→ **Stated exercise**
Copy out all the records exactly.

>> BEGIN Records shown

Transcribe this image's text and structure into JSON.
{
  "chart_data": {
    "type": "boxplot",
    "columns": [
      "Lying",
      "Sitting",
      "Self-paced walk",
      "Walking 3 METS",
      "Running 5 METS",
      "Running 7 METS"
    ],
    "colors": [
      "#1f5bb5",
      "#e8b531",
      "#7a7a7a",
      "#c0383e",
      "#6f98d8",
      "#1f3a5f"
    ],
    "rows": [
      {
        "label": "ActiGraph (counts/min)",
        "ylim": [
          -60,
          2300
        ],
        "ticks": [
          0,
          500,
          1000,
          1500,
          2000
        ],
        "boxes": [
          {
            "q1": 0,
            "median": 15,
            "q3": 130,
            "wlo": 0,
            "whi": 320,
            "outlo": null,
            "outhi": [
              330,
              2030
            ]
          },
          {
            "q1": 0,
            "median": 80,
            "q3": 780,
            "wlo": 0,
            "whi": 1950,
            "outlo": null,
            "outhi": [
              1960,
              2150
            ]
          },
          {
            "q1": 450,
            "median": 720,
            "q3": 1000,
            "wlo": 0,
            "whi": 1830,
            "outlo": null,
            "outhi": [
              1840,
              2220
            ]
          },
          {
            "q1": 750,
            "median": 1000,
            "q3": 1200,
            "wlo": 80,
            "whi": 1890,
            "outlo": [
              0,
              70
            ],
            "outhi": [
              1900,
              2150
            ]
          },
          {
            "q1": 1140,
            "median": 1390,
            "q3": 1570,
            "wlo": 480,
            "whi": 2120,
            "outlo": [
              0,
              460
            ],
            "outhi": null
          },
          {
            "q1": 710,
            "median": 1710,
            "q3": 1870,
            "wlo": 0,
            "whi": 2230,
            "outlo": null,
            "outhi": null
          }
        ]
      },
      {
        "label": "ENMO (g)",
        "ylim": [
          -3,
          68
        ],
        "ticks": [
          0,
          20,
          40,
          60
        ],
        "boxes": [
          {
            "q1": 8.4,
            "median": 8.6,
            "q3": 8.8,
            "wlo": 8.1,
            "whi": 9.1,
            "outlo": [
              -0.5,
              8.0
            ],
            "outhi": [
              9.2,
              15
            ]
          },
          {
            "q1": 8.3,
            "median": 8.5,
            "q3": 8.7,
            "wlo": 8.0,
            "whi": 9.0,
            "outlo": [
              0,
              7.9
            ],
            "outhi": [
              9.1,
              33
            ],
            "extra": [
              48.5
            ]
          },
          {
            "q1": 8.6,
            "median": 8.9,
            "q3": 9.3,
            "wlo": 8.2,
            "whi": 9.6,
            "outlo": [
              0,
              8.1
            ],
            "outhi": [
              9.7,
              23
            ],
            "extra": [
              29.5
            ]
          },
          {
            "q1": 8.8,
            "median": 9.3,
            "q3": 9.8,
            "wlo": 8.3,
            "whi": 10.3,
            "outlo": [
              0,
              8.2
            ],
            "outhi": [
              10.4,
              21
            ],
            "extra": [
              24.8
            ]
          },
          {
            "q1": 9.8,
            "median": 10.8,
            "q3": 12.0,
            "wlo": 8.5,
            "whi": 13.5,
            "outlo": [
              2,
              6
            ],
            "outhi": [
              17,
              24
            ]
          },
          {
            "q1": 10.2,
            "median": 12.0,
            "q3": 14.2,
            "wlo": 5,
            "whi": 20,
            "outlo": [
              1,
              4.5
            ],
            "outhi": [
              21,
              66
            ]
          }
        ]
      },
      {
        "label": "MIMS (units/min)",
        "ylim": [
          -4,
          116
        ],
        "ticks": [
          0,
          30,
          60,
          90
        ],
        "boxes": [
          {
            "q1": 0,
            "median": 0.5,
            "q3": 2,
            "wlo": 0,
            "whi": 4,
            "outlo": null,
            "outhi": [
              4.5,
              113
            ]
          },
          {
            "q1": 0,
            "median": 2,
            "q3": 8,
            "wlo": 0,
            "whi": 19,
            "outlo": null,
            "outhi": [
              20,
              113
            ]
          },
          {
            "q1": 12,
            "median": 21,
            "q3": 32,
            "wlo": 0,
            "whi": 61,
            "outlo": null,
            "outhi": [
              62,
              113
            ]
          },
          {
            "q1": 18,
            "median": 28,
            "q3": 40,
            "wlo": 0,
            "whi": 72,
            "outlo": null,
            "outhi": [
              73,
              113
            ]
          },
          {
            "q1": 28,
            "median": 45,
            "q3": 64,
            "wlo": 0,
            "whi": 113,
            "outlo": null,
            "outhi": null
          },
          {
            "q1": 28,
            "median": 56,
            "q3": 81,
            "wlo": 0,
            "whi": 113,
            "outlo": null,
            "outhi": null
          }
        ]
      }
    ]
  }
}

>> END Records shown

→ **Answer in full**
Transcribe this image's text and structure into JSON.
{
  "chart_data": {
    "type": "boxplot",
    "columns": [
      "Lying",
      "Sitting",
      "Self-paced walk",
      "Walking 3 METS",
      "Running 5 METS",
      "Running 7 METS"
    ],
    "colors": [
      "#1f5bb5",
      "#e8b531",
      "#7a7a7a",
      "#c0383e",
      "#6f98d8",
      "#1f3a5f"
    ],
    "rows": [
      {
        "label": "ActiGraph (counts/min)",
        "ylim": [
          -60,
          2300
        ],
        "ticks": [
          0,
          500,
          1000,
          1500,
          2000
        ],
        "boxes": [
          {
            "q1": 0,
            "median": 15,
            "q3": 130,
            "wlo": 0,
            "whi": 320,
            "outlo": null,
            "outhi": [
              330,
              2030
            ]
          },
          {
            "q1": 0,
            "median": 80,
            "q3": 780,
            "wlo": 0,
            "whi": 1950,
            "outlo": null,
            "outhi": [
              1960,
              2150
            ]
          },
          {
            "q1": 450,
            "median": 720,
            "q3": 1000,
            "wlo": 0,
            "whi": 1830,
            "outlo": null,
            "outhi": [
              1840,
              2220
            ]
          },
          {
            "q1": 750,
            "median": 1000,
            "q3": 1200,
            "wlo": 80,
            "whi": 1890,
            "outlo": [
              0,
              70
            ],
            "outhi": [
              1900,
              2150
            ]
          },
          {
            "q1": 1140,
            "median": 1390,
            "q3": 1570,
            "wlo": 480,
            "whi": 2120,
            "outlo": [
              0,
              460
            ],
            "outhi": null
          },
          {
            "q1": 710,
            "median": 1710,
            "q3": 1870,
            "wlo": 0,
            "whi": 2230,
            "outlo": null,
            "outhi": null
          }
        ]
      },
      {
        "label": "ENMO (g)",
        "ylim": [
          -3,
          68
        ],
        "ticks": [
          0,
          20,
          40,
          60
        ],
        "boxes": [
          {
            "q1": 8.4,
            "median": 8.6,
            "q3": 8.8,
            "wlo": 8.1,
            "whi": 9.1,
            "outlo": [
              -0.5,
              8.0
            ],
            "outhi": [
              9.2,
              15
            ]
          },
          {
            "q1": 8.3,
            "median": 8.5,
            "q3": 8.7,
            "wlo": 8.0,
            "whi": 9.0,
            "outlo": [
              0,
              7.9
            ],
            "outhi": [
              9.1,
              33
            ],
            "extra": [
              48.5
            ]
          },
          {
            "q1": 8.6,
            "median": 8.9,
            "q3": 9.3,
            "wlo": 8.2,
            "whi": 9.6,
            "outlo": [
              0,
              8.1
            ],
            "outhi": [
              9.7,
              23
            ],
            "extra": [
              29.5
            ]
          },
          {
            "q1": 8.8,
            "median": 9.3,
            "q3": 9.8,
            "wlo": 8.3,
            "whi": 10.3,
            "outlo": [
              0,
              8.2
            ],
            "outhi": [
              10.4,
              21
            ],
            "extra": [
              24.8
            ]
          },
          {
            "q1": 9.8,
            "median": 10.8,
            "q3": 12.0,
            "wlo": 8.5,
            "whi": 13.5,
            "outlo": [
              2,
              6
            ],
            "outhi": [
              17,
              24
            ]
          },
          {
            "q1": 10.2,
            "median": 12.0,
            "q3": 14.2,
            "wlo": 5,
            "whi": 20,
            "outlo": [
              1,
              4.5
            ],
            "outhi": [
              21,
              66
            ]
          }
        ]
      },
      {
        "label": "MIMS (units/min)",
        "ylim": [
          -4,
          116
        ],
        "ticks": [
          0,
          30,
          60,
          90
        ],
        "boxes": [
          {
            "q1": 0,
            "median": 0.5,
            "q3": 2,
            "wlo": 0,
            "whi": 4,
            "outlo": null,
            "outhi": [
              4.5,
              113
            ]
          },
          {
            "q1": 0,
            "median": 2,
            "q3": 8,
            "wlo": 0,
            "whi": 19,
            "outlo": null,
            "outhi": [
              20,
              113
            ]
          },
          {
            "q1": 12,
            "median": 21,
            "q3": 32,
            "wlo": 0,
            "whi": 61,
            "outlo": null,
            "outhi": [
              62,
              113
            ]
          },
          {
            "q1": 18,
            "median": 28,
            "q3": 40,
            "wlo": 0,
            "whi": 72,
            "outlo": null,
            "outhi": [
              73,
              113
            ]
          },
          {
            "q1": 28,
            "median": 45,
            "q3": 64,
            "wlo": 0,
            "whi": 113,
            "outlo": null,
            "outhi": null
          },
          {
            "q1": 28,
            "median": 56,
            "q3": 81,
            "wlo": 0,
            "whi": 113,
            "outlo": null,
            "outhi": null
          }
        ]
      }
    ]
  }
}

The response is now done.